INPUT:
● ● ● ●

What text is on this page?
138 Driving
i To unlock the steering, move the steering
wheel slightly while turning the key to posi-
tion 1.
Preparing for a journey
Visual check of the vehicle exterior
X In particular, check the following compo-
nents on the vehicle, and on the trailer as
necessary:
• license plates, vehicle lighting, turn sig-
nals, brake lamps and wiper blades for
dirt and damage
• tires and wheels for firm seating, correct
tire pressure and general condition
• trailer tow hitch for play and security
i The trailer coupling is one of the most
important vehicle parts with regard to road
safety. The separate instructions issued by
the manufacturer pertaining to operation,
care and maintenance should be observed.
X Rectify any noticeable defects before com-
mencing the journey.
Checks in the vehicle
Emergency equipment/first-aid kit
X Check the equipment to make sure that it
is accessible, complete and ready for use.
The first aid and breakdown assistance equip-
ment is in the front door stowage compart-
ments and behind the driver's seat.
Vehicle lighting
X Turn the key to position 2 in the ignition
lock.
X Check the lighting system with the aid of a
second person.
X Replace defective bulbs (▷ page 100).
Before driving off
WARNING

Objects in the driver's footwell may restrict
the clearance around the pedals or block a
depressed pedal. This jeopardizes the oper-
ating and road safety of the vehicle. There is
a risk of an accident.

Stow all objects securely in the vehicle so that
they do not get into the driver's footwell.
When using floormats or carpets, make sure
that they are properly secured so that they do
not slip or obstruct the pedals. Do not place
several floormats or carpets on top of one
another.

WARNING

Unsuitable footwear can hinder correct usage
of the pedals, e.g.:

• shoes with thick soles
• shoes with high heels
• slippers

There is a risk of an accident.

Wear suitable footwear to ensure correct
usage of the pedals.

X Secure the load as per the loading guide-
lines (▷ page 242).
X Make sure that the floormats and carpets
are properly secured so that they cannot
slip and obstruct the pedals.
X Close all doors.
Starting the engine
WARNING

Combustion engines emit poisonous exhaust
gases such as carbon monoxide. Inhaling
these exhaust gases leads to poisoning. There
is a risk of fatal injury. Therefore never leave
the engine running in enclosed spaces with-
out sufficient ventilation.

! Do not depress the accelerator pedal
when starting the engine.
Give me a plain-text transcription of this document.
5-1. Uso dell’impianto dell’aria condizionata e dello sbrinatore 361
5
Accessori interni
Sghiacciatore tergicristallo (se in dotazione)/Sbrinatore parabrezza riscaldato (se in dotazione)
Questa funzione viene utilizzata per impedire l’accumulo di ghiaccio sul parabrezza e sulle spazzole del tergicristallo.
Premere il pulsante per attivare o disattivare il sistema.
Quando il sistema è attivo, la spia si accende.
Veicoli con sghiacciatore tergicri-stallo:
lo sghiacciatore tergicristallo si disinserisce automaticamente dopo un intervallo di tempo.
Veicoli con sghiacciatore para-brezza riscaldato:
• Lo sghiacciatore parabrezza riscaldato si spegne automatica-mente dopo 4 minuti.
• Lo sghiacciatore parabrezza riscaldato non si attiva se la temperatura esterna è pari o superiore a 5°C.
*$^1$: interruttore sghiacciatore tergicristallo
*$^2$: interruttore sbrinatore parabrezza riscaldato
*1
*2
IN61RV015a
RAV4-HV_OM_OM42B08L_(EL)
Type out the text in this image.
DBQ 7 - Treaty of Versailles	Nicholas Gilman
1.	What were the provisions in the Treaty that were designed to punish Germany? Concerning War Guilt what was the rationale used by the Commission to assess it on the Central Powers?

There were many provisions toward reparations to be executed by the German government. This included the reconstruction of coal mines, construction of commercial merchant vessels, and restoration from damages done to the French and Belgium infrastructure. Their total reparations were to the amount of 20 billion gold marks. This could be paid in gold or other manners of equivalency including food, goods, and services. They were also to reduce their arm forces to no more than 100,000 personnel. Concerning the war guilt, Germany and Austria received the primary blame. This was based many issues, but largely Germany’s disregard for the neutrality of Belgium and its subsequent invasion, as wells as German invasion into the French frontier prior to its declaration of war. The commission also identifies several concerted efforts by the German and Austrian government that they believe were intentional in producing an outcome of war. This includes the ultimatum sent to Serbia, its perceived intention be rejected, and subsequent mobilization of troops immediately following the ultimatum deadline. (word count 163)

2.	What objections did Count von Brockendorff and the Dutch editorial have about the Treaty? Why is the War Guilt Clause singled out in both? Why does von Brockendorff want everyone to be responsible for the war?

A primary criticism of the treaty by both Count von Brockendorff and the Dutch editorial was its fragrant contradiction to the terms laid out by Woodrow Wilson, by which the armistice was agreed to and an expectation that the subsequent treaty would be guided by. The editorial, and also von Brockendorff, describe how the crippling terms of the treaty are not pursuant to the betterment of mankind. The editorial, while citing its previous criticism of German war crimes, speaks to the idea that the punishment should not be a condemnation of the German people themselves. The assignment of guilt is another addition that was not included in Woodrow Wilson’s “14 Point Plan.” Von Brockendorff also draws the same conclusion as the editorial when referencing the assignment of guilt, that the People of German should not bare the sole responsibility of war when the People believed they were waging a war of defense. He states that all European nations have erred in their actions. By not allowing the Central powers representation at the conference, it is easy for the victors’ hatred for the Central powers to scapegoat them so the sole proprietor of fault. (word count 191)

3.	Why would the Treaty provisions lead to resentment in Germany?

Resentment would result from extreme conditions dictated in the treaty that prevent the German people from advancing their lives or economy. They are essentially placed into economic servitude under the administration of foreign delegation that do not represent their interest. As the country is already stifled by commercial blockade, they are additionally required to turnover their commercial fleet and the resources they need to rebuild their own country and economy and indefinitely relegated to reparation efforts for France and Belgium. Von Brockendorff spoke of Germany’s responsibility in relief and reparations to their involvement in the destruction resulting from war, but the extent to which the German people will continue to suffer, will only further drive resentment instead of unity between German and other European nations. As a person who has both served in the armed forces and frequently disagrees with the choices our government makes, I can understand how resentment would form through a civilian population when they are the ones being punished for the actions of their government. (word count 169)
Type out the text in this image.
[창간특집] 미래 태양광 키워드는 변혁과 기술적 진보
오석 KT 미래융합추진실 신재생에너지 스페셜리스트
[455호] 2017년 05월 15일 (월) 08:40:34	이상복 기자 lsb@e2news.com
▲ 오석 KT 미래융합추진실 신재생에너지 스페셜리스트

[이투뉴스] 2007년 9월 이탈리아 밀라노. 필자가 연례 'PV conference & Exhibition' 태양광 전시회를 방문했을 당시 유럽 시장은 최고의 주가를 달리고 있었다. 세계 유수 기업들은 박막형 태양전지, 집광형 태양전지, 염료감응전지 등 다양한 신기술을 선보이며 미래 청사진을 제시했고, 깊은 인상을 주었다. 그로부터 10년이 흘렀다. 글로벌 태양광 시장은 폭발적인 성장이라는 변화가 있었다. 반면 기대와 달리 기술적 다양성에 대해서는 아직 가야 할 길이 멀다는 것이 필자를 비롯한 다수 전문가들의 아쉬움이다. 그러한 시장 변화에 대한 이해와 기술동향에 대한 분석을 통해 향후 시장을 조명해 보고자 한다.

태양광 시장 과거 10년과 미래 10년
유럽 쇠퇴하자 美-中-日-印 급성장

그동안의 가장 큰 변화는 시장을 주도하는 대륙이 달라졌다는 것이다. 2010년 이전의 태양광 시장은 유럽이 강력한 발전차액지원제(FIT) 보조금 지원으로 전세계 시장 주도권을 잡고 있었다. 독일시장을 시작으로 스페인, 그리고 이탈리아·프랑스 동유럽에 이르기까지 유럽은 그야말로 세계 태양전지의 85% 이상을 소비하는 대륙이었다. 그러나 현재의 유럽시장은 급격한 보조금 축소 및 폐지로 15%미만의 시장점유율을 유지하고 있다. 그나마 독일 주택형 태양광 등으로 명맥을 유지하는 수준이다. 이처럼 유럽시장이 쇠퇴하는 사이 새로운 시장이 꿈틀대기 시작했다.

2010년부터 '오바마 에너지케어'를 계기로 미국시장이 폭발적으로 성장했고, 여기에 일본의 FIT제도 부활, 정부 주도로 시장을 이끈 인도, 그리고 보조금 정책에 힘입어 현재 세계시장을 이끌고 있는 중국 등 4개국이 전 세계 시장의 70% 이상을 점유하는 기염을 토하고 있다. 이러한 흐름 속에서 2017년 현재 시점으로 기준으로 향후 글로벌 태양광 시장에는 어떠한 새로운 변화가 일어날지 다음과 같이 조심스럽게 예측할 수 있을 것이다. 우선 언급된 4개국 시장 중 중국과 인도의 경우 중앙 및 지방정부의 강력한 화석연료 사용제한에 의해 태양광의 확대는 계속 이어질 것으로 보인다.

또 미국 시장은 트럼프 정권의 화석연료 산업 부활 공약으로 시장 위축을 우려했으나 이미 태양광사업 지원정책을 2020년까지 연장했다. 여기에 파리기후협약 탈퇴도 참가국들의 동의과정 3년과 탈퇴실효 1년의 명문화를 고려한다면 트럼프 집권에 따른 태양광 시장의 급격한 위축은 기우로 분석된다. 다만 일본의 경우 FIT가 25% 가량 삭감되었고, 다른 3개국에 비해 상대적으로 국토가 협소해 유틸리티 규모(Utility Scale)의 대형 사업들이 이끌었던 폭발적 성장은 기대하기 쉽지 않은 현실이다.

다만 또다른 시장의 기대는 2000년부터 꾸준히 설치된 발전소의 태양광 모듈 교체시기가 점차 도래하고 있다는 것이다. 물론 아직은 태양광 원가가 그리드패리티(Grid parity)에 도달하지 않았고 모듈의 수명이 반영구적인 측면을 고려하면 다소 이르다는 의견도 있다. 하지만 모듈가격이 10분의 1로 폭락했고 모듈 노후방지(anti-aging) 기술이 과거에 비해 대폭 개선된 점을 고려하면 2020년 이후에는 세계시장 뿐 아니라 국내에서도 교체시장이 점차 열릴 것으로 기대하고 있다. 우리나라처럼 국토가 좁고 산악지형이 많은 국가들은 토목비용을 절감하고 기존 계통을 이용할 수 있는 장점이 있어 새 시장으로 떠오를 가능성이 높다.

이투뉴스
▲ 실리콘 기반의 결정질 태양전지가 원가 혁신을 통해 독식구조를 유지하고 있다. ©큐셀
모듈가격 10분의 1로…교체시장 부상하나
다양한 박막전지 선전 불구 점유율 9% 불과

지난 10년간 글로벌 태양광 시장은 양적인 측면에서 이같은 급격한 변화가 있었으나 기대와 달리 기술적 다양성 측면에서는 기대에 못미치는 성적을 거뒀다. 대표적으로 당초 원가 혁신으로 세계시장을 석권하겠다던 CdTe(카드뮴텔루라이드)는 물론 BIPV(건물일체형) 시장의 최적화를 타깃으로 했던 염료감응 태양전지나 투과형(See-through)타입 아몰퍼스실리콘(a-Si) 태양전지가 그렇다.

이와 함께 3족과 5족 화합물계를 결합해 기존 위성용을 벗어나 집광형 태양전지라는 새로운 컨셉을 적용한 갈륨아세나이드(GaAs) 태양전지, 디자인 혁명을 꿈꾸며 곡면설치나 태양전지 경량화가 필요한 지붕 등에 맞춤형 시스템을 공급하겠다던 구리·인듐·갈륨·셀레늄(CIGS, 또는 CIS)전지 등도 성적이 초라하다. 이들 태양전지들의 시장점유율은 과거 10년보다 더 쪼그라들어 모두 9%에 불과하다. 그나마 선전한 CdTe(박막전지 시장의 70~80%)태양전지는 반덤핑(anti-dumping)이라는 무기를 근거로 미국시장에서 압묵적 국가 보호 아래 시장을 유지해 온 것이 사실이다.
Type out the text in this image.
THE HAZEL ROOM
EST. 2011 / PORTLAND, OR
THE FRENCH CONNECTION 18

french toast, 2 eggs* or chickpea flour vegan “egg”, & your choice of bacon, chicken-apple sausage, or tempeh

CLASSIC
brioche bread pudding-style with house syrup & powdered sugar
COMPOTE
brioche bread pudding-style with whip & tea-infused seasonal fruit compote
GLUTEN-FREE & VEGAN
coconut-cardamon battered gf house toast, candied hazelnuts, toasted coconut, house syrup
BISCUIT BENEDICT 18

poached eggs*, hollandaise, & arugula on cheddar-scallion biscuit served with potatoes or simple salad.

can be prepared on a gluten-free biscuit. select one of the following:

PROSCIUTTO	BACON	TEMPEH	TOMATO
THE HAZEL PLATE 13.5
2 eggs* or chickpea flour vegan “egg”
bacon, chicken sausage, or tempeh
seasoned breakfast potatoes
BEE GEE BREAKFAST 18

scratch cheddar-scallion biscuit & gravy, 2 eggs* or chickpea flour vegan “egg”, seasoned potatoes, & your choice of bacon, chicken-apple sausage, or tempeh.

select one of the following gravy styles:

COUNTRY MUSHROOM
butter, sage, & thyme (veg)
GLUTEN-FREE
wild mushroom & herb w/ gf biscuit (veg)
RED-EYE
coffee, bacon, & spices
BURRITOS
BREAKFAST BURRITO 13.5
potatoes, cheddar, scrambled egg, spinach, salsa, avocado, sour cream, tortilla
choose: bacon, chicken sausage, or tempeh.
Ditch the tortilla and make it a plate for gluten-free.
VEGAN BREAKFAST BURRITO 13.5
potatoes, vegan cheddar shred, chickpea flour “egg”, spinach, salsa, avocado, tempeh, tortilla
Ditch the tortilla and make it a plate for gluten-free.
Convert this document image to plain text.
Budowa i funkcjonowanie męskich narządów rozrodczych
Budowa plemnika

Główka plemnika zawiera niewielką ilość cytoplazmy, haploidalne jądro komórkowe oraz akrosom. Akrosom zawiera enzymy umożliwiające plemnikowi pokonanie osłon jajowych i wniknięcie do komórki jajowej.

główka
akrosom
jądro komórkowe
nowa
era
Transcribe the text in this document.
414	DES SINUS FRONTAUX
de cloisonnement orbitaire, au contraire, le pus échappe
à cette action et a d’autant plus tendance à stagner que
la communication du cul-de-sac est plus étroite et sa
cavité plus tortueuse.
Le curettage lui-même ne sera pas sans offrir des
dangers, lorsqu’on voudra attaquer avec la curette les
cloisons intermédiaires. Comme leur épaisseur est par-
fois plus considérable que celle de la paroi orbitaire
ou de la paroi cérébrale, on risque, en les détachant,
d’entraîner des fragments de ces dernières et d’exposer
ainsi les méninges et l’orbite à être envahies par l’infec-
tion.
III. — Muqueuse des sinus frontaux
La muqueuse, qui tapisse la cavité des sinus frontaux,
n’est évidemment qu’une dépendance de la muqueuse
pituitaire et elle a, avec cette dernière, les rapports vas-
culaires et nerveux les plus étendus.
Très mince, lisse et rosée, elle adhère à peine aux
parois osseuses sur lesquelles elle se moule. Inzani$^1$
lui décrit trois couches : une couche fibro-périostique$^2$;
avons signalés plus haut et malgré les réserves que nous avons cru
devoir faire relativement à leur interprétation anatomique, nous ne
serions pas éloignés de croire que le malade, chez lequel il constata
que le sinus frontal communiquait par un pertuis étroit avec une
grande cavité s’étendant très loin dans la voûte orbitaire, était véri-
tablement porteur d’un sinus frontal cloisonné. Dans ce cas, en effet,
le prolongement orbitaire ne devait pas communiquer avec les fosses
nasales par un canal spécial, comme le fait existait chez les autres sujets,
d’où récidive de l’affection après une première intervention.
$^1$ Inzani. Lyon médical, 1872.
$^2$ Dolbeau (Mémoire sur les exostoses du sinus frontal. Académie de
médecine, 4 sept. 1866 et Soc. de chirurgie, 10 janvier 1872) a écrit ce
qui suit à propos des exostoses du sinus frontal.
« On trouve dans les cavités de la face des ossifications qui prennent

● ● ● ●

WHAT TO DO: Give the count of lines containing "태양전지가", with no added text.

ANSWER TO THIS PROBLEM: 2